Aim of the exercise:
Look for "cómo" in the records and copy every line that has it.

Data:
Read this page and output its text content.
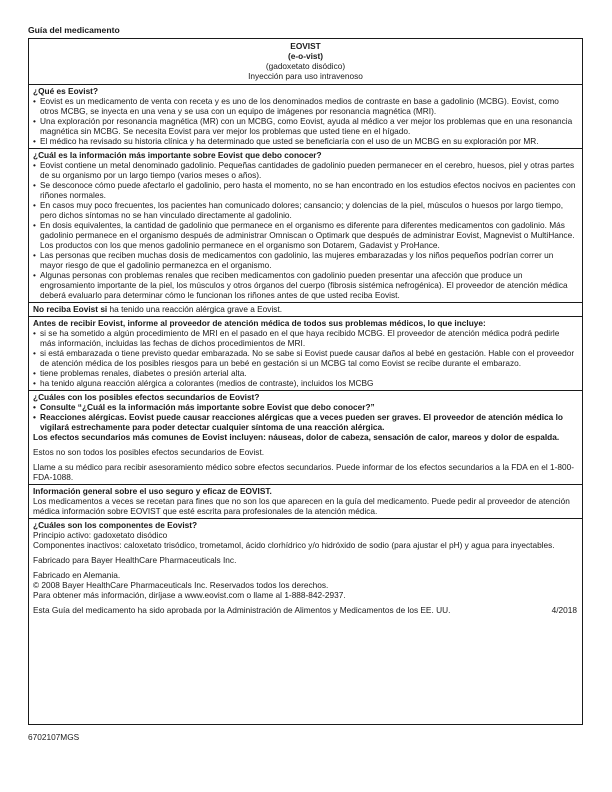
Guía del medicamento
EOVIST
(e-o-vist)
(gadoxetato disódico)
Inyección para uso intravenoso
¿Qué es Eovist?
• Eovist es un medicamento de venta con receta y es uno de los denominados medios de contraste en base a gadolinio (MCBG). Eovist, como otros MCBG, se inyecta en una vena y se usa con un equipo de imágenes por resonancia magnética (MRI).
• Una exploración por resonancia magnética (MR) con un MCBG, como Eovist, ayuda al médico a ver mejor los problemas que en una resonancia magnética sin MCBG. Se necesita Eovist para ver mejor los problemas que usted tiene en el hígado.
• El médico ha revisado su historia clínica y ha determinado que usted se beneficiaría con el uso de un MCBG en su exploración por MR.
¿Cuál es la información más importante sobre Eovist que debo conocer?
• Eovist contiene un metal denominado gadolinio. Pequeñas cantidades de gadolinio pueden permanecer en el cerebro, huesos, piel y otras partes de su organismo por un largo tiempo (varios meses o años).
• Se desconoce cómo puede afectarlo el gadolinio, pero hasta el momento, no se han encontrado en los estudios efectos nocivos en pacientes con riñones normales.
• En casos muy poco frecuentes, los pacientes han comunicado dolores; cansancio; y dolencias de la piel, músculos o huesos por largo tiempo, pero dichos síntomas no se han vinculado directamente al gadolinio.
• En dosis equivalentes, la cantidad de gadolinio que permanece en el organismo es diferente para diferentes medicamentos con gadolinio. Más gadolinio permanece en el organismo después de administrar Omniscan o Optimark que después de administrar Eovist, Magnevist o MultiHance. Los productos con los que menos gadolinio permanece en el organismo son Dotarem, Gadavist y ProHance.
• Las personas que reciben muchas dosis de medicamentos con gadolinio, las mujeres embarazadas y los niños pequeños podrían correr un mayor riesgo de que el gadolinio permanezca en el organismo.
• Algunas personas con problemas renales que reciben medicamentos con gadolinio pueden presentar una afección que produce un engrosamiento importante de la piel, los músculos y otros órganos del cuerpo (fibrosis sistémica nefrogénica). El proveedor de atención médica deberá evaluarlo para determinar cómo le funcionan los riñones antes de que usted reciba Eovist.
No reciba Eovist si ha tenido una reacción alérgica grave a Eovist.
Antes de recibir Eovist, informe al proveedor de atención médica de todos sus problemas médicos, lo que incluye:
• si se ha sometido a algún procedimiento de MRI en el pasado en el que haya recibido MCBG. El proveedor de atención médica podrá pedirle más información, incluidas las fechas de dichos procedimientos de MRI.
• si está embarazada o tiene previsto quedar embarazada. No se sabe si Eovist puede causar daños al bebé en gestación. Hable con el proveedor de atención médica de los posibles riesgos para un bebé en gestación si un MCBG tal como Eovist se recibe durante el embarazo.
• tiene problemas renales, diabetes o presión arterial alta.
• ha tenido alguna reacción alérgica a colorantes (medios de contraste), incluidos los MCBG
¿Cuáles con los posibles efectos secundarios de Eovist?
• Consulte “¿Cuál es la información más importante sobre Eovist que debo conocer?”
• Reacciones alérgicas. Eovist puede causar reacciones alérgicas que a veces pueden ser graves. El proveedor de atención médica lo vigilará estrechamente para poder detectar cualquier síntoma de una reacción alérgica.
Los efectos secundarios más comunes de Eovist incluyen: náuseas, dolor de cabeza, sensación de calor, mareos y dolor de espalda.
Estos no son todos los posibles efectos secundarios de Eovist.
Llame a su médico para recibir asesoramiento médico sobre efectos secundarios. Puede informar de los efectos secundarios a la FDA en el 1-800-FDA-1088.
Información general sobre el uso seguro y eficaz de EOVIST.
Los medicamentos a veces se recetan para fines que no son los que aparecen en la guía del medicamento. Puede pedir al proveedor de atención médica información sobre EOVIST que esté escrita para profesionales de la atención médica.
¿Cuáles son los componentes de Eovist?
Principio activo: gadoxetato disódico
Componentes inactivos: caloxetato trisódico, trometamol, ácido clorhídrico y/o hidróxido de sodio (para ajustar el pH) y agua para inyectables.
Fabricado para Bayer HealthCare Pharmaceuticals Inc.
Fabricado en Alemania.
© 2008 Bayer HealthCare Pharmaceuticals Inc. Reservados todos los derechos.
Para obtener más información, diríjase a www.eovist.com o llame al 1-888-842-2937.
Esta Guía del medicamento ha sido aprobada por la Administración de Alimentos y Medicamentos de los EE. UU.	4/2018
6702107MGS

Task response:
• Se desconoce cómo puede afectarlo el gadolinio, pero hasta el momento, no se han encontrado en los estudios efectos nocivos en pacientes con riñones normales.
• Algunas personas con problemas renales que reciben medicamentos con gadolinio pueden presentar una afección que produce un engrosamiento importante de la piel, los músculos y otros órganos del cuerpo (fibrosis sistémica nefrogénica). El proveedor de atención médica deberá evaluarlo para determinar cómo le funcionan los riñones antes de que usted reciba Eovist.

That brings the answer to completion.